> **Data**
* * *

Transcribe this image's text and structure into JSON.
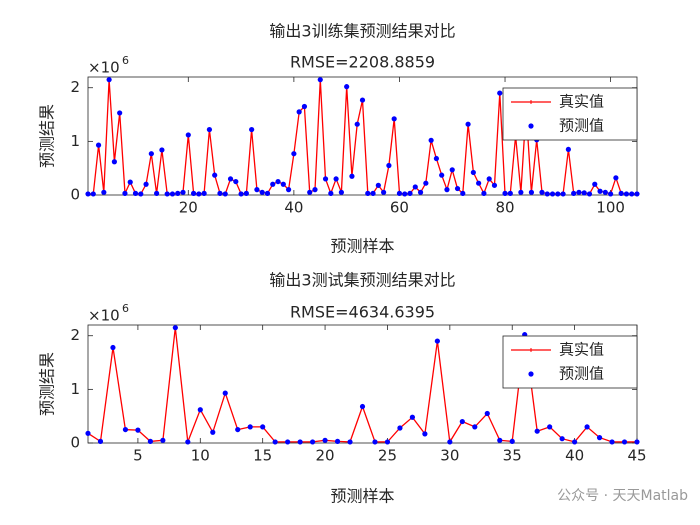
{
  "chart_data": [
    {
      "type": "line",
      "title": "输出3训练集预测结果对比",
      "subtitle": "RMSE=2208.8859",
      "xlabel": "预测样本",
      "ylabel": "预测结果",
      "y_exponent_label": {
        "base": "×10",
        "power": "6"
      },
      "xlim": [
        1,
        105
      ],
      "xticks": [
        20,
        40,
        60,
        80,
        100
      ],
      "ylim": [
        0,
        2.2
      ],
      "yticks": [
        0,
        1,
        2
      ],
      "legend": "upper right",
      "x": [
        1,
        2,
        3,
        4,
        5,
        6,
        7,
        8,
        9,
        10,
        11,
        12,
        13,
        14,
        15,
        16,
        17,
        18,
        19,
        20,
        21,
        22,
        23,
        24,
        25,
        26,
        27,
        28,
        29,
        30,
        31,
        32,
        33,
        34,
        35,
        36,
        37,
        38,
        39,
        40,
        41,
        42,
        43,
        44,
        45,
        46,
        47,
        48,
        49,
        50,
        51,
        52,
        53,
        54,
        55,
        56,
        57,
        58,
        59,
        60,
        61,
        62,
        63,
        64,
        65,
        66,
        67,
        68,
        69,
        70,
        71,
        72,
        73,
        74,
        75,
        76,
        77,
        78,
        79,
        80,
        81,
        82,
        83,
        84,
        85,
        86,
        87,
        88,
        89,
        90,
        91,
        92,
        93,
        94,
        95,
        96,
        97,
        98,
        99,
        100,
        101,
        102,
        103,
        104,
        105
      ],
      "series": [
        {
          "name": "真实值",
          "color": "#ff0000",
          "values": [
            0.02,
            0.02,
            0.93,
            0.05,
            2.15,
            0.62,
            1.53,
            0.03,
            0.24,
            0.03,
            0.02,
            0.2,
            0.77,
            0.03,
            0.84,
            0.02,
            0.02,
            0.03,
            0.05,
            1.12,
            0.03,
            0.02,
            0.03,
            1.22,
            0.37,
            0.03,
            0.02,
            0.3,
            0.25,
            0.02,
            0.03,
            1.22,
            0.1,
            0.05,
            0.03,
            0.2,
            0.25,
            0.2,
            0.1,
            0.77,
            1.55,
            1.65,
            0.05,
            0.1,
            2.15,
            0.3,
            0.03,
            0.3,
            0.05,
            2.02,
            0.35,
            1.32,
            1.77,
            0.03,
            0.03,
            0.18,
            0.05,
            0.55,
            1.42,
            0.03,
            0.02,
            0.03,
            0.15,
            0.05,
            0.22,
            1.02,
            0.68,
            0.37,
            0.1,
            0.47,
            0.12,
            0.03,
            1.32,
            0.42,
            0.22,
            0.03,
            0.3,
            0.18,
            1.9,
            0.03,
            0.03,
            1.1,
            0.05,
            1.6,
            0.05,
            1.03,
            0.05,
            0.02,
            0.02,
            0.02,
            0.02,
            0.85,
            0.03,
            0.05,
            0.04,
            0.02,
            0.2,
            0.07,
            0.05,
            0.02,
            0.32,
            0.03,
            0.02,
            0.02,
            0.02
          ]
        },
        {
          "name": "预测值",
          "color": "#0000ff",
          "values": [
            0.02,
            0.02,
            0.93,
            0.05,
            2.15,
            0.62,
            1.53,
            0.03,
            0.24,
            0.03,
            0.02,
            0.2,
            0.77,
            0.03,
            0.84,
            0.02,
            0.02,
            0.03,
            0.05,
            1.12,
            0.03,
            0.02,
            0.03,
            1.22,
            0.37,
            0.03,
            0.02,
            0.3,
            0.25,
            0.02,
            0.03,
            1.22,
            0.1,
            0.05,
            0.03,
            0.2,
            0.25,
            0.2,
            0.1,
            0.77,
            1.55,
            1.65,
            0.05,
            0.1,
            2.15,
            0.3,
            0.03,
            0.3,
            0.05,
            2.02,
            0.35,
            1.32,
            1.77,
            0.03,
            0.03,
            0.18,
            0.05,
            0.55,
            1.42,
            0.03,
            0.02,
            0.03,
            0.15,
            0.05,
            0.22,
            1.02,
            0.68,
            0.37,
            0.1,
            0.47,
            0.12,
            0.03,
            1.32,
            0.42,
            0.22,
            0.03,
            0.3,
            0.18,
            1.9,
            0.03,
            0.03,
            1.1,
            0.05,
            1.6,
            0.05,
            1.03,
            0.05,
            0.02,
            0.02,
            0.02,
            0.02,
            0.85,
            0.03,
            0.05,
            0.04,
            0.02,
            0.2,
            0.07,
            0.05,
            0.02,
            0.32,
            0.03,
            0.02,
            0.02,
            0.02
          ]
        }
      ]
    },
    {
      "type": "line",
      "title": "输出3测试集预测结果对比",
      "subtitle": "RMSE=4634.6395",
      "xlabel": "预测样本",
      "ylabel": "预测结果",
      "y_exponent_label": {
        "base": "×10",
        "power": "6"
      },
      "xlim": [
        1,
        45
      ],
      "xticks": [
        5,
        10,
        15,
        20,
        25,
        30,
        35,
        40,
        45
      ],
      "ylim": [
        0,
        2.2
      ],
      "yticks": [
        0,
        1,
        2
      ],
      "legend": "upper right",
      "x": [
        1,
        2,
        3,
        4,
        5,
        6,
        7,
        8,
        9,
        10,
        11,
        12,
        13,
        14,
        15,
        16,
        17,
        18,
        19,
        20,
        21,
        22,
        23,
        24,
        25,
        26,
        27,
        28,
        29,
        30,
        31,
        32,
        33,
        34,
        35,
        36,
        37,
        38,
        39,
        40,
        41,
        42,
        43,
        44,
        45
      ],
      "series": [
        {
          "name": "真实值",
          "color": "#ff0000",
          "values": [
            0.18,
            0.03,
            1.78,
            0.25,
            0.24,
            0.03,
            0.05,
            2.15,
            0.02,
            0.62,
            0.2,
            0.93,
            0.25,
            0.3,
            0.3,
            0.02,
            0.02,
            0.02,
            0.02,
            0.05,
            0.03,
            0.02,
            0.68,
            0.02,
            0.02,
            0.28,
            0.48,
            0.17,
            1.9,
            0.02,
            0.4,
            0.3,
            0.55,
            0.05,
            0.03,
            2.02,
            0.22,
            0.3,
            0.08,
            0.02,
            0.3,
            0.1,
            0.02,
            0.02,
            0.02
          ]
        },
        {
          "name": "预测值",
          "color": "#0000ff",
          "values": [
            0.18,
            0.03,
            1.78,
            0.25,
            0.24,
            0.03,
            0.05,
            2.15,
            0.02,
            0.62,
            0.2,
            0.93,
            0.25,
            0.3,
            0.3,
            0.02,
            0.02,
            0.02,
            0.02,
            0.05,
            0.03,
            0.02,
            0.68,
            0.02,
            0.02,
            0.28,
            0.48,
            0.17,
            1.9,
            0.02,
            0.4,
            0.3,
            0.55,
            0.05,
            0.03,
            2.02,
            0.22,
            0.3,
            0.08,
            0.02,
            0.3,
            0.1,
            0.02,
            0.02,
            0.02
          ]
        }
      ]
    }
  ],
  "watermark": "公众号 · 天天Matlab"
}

* * *

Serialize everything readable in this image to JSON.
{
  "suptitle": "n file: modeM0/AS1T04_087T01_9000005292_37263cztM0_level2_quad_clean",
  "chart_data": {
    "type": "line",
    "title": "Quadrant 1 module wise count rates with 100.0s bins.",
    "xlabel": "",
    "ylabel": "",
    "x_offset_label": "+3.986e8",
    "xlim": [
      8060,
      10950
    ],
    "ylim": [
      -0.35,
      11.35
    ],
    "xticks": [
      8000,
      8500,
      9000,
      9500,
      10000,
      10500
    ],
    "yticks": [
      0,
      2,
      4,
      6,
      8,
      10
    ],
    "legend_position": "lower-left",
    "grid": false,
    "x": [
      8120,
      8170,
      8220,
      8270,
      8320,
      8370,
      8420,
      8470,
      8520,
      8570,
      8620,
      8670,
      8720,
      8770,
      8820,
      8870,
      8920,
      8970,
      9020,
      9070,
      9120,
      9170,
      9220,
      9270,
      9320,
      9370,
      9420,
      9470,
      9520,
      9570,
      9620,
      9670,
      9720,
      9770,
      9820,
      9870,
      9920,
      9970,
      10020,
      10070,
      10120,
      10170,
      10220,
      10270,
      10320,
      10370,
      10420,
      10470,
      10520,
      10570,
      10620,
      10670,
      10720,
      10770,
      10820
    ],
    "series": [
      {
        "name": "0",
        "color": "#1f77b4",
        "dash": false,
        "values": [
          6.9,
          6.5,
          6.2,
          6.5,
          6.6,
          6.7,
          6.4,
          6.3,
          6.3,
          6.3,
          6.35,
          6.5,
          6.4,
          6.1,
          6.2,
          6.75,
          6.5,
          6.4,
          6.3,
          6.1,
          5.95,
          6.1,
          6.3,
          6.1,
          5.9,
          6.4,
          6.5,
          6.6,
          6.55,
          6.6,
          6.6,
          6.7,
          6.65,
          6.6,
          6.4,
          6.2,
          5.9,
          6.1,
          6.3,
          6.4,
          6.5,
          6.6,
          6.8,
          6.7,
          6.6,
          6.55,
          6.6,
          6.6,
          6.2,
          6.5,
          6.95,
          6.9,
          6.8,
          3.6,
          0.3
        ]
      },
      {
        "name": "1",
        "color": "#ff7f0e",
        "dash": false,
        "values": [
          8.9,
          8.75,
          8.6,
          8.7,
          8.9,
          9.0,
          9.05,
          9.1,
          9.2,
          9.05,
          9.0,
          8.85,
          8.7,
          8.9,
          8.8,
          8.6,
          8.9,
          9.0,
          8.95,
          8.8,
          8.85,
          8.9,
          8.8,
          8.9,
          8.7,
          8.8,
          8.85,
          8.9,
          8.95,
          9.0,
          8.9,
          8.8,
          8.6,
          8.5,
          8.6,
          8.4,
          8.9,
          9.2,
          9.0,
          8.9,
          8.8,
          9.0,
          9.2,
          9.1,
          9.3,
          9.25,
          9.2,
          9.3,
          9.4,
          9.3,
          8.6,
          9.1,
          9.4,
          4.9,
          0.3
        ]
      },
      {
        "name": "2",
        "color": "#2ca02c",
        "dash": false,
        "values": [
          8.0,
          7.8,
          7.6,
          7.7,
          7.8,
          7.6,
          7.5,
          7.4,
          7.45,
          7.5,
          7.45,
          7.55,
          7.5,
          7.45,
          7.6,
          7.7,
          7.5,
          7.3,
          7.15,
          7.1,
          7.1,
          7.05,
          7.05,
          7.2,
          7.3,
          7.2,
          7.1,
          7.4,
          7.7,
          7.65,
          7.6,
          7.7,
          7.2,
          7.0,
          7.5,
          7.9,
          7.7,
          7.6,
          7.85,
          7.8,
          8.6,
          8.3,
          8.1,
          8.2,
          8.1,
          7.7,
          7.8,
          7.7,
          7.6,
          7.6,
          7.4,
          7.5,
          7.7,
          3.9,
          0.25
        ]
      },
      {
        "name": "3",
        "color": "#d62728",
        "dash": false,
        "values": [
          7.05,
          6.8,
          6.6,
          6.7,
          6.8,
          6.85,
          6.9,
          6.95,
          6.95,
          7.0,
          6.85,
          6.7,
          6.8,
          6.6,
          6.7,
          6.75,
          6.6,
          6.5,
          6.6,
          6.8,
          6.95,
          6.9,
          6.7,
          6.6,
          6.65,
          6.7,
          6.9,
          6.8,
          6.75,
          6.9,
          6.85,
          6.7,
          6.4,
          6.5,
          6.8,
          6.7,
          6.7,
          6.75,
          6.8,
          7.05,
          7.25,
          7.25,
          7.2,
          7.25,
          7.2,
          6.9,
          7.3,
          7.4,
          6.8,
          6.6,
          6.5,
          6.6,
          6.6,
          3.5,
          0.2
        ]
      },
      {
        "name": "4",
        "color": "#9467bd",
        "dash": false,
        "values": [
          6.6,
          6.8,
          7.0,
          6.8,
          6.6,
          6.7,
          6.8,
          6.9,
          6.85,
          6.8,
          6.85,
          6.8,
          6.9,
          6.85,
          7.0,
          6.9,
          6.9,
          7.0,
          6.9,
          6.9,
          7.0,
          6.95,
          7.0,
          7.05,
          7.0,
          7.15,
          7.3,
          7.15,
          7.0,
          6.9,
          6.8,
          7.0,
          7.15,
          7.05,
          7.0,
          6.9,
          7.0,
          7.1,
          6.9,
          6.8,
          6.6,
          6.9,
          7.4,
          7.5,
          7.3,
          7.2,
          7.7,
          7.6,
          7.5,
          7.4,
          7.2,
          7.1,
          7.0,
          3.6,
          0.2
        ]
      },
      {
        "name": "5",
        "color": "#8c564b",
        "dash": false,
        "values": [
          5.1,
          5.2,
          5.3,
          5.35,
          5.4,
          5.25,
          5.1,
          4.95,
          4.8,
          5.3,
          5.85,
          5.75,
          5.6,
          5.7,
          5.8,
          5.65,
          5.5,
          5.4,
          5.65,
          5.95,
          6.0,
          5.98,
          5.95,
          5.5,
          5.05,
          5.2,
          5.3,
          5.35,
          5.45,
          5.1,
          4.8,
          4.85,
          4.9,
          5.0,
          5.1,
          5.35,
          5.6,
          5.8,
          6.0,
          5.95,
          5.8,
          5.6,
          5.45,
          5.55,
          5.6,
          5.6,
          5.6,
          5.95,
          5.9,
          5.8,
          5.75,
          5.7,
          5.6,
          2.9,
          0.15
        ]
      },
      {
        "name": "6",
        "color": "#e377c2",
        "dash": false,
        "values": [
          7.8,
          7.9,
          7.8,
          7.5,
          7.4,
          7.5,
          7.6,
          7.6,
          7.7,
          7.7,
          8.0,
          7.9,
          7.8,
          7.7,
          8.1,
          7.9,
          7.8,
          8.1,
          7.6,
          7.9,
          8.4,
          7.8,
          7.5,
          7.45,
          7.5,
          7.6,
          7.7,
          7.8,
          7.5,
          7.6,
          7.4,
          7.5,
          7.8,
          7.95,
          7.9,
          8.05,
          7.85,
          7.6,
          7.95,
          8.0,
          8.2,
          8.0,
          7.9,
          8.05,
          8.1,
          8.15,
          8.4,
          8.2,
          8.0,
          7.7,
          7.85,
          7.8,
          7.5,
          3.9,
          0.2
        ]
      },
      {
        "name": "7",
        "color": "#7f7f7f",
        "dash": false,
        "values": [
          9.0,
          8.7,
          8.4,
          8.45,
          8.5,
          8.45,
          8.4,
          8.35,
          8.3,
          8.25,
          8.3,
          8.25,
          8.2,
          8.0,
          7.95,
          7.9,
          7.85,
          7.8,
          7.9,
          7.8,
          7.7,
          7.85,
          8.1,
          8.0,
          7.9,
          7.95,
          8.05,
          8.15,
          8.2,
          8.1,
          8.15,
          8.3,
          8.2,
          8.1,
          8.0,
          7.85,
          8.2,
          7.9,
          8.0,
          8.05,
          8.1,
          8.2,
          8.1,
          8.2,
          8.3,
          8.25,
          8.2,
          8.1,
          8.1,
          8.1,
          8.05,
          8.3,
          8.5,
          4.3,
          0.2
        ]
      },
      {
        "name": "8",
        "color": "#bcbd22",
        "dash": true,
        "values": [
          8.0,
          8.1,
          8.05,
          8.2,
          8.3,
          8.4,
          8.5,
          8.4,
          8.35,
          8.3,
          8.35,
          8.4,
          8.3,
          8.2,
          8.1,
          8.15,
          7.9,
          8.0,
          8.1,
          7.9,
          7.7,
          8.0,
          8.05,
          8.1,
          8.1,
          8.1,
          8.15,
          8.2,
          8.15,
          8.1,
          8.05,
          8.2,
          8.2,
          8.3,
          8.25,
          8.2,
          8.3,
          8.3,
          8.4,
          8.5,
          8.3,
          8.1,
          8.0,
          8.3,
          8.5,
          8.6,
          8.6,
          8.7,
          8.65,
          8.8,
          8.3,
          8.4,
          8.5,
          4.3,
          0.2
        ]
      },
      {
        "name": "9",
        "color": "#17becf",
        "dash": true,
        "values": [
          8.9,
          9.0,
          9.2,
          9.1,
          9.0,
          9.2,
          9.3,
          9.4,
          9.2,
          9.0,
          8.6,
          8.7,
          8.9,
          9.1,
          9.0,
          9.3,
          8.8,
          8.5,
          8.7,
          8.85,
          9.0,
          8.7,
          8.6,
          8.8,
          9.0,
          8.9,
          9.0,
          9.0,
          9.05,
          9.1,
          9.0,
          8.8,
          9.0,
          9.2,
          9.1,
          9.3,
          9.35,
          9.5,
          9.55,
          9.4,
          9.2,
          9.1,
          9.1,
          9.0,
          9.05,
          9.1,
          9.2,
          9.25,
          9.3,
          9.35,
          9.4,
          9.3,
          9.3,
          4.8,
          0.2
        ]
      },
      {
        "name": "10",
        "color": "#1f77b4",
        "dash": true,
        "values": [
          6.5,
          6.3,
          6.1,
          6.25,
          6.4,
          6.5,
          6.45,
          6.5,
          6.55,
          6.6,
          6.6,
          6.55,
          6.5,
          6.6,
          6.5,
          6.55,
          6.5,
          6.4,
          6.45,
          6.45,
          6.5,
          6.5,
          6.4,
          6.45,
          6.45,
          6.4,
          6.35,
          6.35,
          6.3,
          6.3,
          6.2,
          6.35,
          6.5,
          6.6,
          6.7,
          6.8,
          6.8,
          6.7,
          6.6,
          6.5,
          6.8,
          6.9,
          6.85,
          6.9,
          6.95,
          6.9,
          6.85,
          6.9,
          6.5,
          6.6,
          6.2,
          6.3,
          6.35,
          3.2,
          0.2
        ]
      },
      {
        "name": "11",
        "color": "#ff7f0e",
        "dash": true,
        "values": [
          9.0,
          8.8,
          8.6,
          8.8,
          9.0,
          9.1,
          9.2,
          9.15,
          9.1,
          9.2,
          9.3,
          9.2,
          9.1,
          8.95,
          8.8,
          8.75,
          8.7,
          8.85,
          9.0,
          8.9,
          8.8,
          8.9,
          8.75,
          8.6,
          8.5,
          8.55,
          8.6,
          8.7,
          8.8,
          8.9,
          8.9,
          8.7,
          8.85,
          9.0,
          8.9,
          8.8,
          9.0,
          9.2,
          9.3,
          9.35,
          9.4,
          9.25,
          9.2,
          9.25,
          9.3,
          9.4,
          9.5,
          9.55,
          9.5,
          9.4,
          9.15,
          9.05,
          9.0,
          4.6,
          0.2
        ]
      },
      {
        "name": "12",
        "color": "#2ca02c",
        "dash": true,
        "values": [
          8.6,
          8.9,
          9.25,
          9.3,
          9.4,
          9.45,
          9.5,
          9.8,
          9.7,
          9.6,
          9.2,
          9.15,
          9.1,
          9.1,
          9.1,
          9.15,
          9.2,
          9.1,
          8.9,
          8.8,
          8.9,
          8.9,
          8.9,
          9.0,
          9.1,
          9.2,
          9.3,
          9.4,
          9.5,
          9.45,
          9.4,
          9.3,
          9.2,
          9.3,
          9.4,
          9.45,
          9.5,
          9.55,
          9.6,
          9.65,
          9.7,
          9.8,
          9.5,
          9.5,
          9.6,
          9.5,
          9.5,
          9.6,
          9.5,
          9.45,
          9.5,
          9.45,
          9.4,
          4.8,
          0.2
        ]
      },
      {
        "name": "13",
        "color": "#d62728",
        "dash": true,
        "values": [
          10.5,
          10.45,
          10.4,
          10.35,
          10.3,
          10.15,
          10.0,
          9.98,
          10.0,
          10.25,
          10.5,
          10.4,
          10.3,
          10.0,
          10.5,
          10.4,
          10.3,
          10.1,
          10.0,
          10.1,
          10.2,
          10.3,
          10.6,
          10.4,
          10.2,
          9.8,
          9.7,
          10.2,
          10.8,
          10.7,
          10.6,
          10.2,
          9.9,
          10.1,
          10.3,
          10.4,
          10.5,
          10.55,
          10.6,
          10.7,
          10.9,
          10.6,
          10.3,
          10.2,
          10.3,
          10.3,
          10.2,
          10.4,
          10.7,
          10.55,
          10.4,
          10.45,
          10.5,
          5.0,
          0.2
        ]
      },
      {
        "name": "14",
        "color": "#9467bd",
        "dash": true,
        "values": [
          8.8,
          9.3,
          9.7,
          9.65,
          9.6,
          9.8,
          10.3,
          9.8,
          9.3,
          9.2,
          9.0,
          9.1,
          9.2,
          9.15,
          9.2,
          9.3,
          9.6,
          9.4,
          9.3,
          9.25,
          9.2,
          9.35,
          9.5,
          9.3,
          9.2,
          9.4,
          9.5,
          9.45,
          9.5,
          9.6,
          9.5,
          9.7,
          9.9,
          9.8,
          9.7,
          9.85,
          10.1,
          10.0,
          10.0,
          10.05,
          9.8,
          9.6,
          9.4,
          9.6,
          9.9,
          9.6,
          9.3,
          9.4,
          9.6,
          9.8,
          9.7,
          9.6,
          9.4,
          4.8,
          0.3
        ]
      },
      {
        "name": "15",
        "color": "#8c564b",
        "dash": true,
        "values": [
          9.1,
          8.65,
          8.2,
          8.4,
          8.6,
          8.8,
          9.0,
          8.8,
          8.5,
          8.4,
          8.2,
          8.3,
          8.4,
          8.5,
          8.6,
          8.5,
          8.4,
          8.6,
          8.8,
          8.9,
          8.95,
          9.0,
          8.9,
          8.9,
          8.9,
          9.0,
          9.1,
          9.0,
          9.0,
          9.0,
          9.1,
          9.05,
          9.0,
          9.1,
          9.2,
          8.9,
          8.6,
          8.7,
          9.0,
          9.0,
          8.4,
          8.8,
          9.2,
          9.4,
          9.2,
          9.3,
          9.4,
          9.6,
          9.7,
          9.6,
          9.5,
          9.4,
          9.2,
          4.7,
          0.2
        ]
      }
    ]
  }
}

* * *

> **What the exercise asks**
Which lines of the material contain the string "this"? List each of them.

> **Expected answer**
Transcribe this image's text and structure into JSON.
Serialize everything readable in this image to JSON.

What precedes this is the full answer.